STATED PROBLEM
Extract all lines from the data beneath that include the word "først".

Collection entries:
━━━━━━

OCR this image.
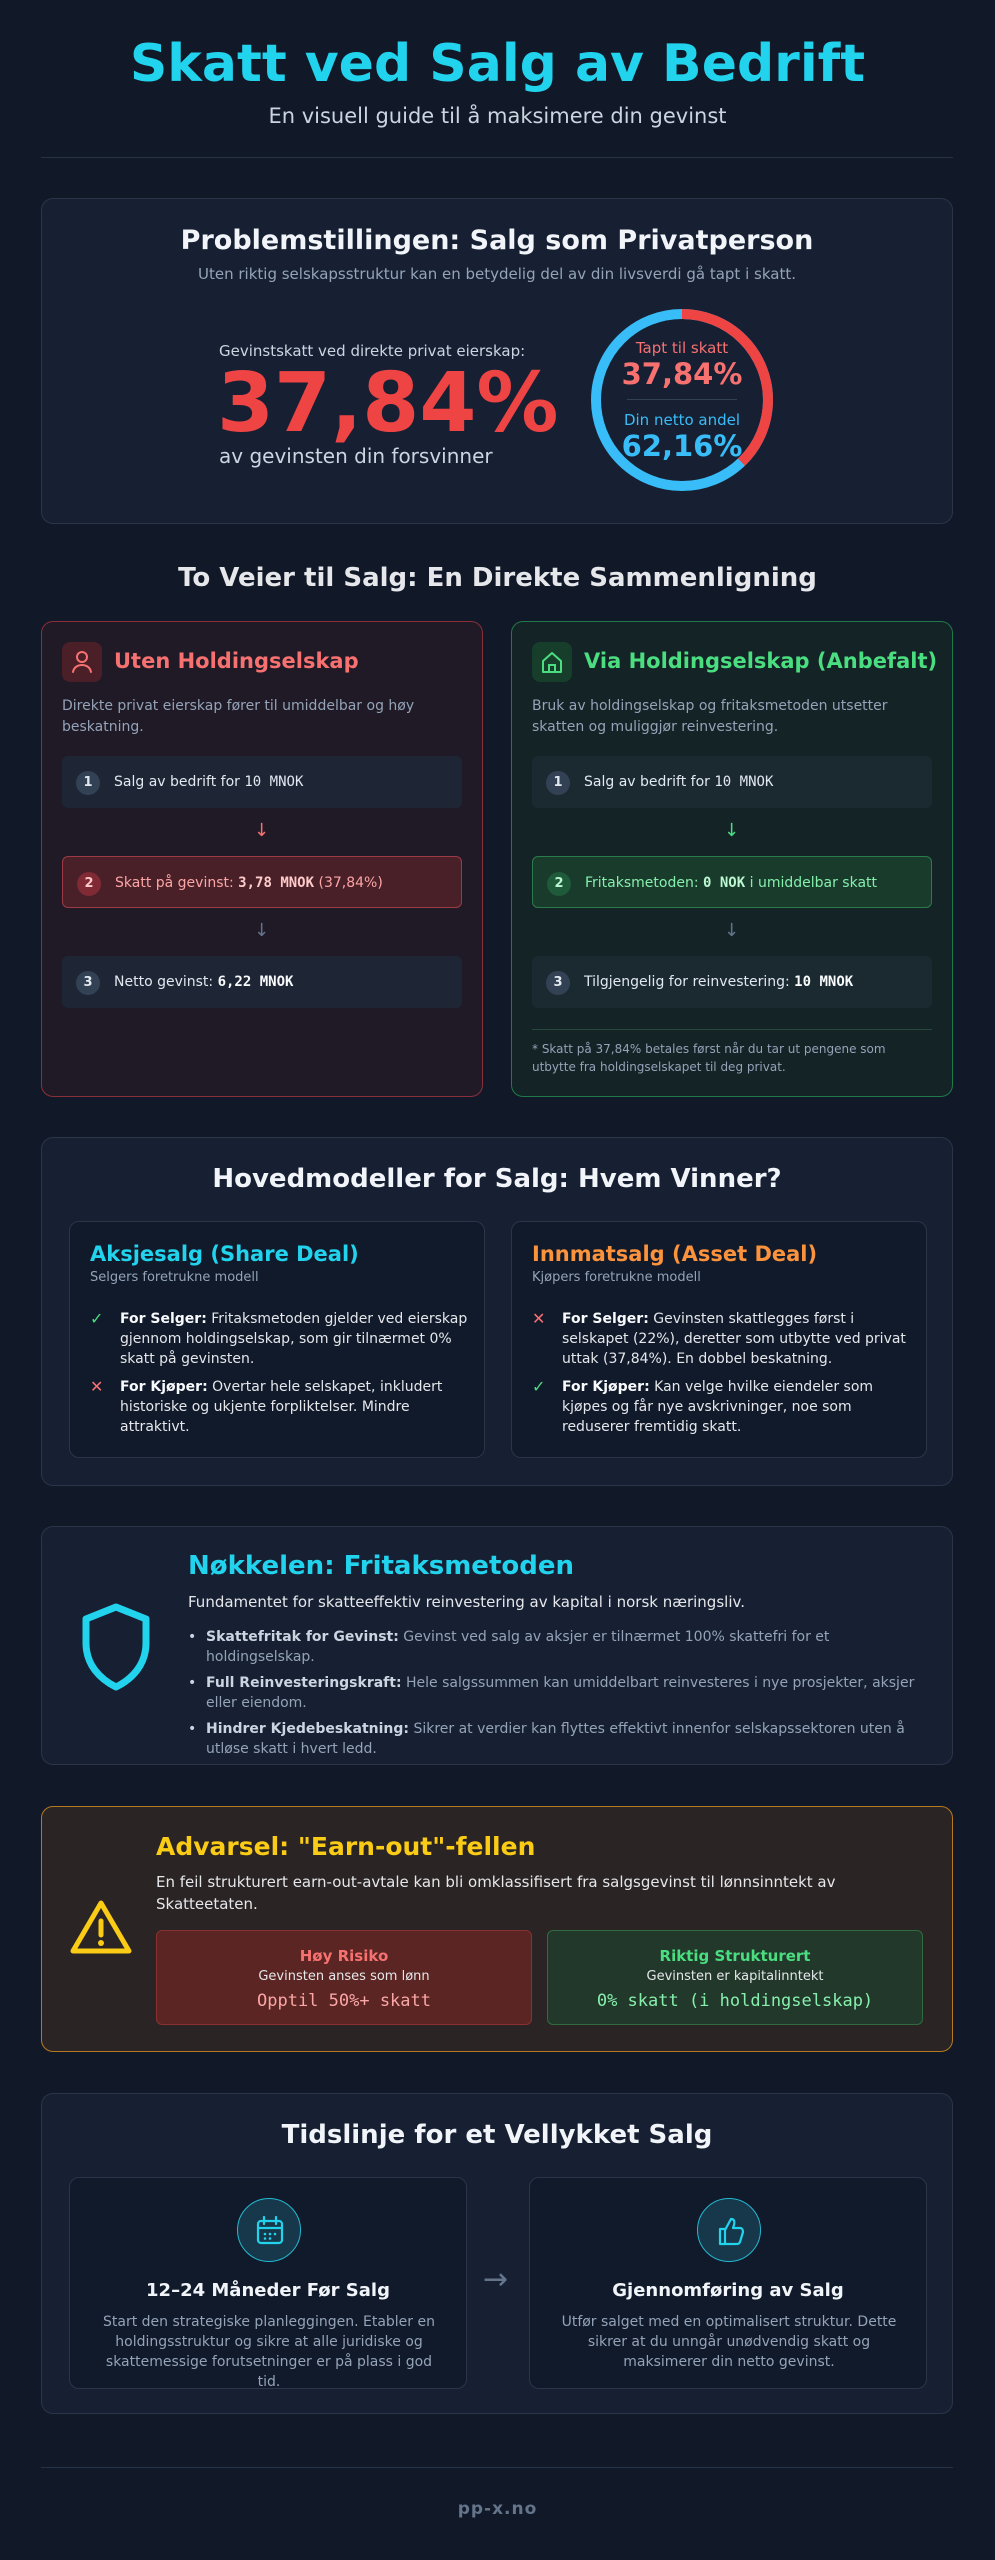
Skatt ved Salg av Bedrift
En visuell guide til å maksimere din gevinst
Problemstillingen: Salg som Privatperson
Uten riktig selskapsstruktur kan en betydelig del av din livsverdi gå tapt i skatt.
Gevinstskatt ved direkte privat eierskap:
37,84%
av gevinsten din forsvinner
Tapt til skatt
37,84%
Din netto andel
62,16%
To Veier til Salg: En Direkte Sammenligning
Uten Holdingselskap
Direkte privat eierskap fører til umiddelbar og høy beskatning.
1	Salg av bedrift for 10 MNOK
↓
2	Skatt på gevinst: 3,78 MNOK (37,84%)
↓
3	Netto gevinst: 6,22 MNOK
Via Holdingselskap (Anbefalt)
Bruk av holdingselskap og fritaksmetoden utsetter skatten og muliggjør reinvestering.
1	Salg av bedrift for 10 MNOK
↓
2	Fritaksmetoden: 0 NOK i umiddelbar skatt
↓
3	Tilgjengelig for reinvestering: 10 MNOK
* Skatt på 37,84% betales først når du tar ut pengene som utbytte fra holdingselskapet til deg privat.
Hovedmodeller for Salg: Hvem Vinner?
Aksjesalg (Share Deal)
Selgers foretrukne modell
✓ For Selger: Fritaksmetoden gjelder ved eierskap gjennom holdingselskap, som gir tilnærmet 0% skatt på gevinsten.
✕ For Kjøper: Overtar hele selskapet, inkludert historiske og ukjente forpliktelser. Mindre attraktivt.
Innmatsalg (Asset Deal)
Kjøpers foretrukne modell
✕ For Selger: Gevinsten skattlegges først i selskapet (22%), deretter som utbytte ved privat uttak (37,84%). En dobbel beskatning.
✓ For Kjøper: Kan velge hvilke eiendeler som kjøpes og får nye avskrivninger, noe som reduserer fremtidig skatt.
Nøkkelen: Fritaksmetoden
Fundamentet for skatteeffektiv reinvestering av kapital i norsk næringsliv.
• Skattefritak for Gevinst: Gevinst ved salg av aksjer er tilnærmet 100% skattefri for et holdingselskap.
• Full Reinvesteringskraft: Hele salgssummen kan umiddelbart reinvesteres i nye prosjekter, aksjer eller eiendom.
• Hindrer Kjedebeskatning: Sikrer at verdier kan flyttes effektivt innenfor selskapssektoren uten å utløse skatt i hvert ledd.
Advarsel: "Earn-out"-fellen
En feil strukturert earn-out-avtale kan bli omklassifisert fra salgsgevinst til lønnsinntekt av Skatteetaten.
Høy Risiko
Gevinsten anses som lønn
Opptil 50%+ skatt
Riktig Strukturert
Gevinsten er kapitalinntekt
0% skatt (i holdingselskap)
Tidslinje for et Vellykket Salg
12–24 Måneder Før Salg
Start den strategiske planleggingen. Etabler en holdingsstruktur og sikre at alle juridiske og skattemessige forutsetninger er på plass i god tid.
→	Gjennomføring av Salg
Utfør salget med en optimalisert struktur. Dette sikrer at du unngår unødvendig skatt og maksimerer din netto gevinst.
pp-x.no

━━━━━━

EXPECTED OUTPUT
* Skatt på 37,84% betales først når du tar ut pengene som utbytte fra holdingselskapet til deg privat.
✕ For Selger: Gevinsten skattlegges først i selskapet (22%), deretter som utbytte ved privat uttak (37,84%). En dobbel beskatning.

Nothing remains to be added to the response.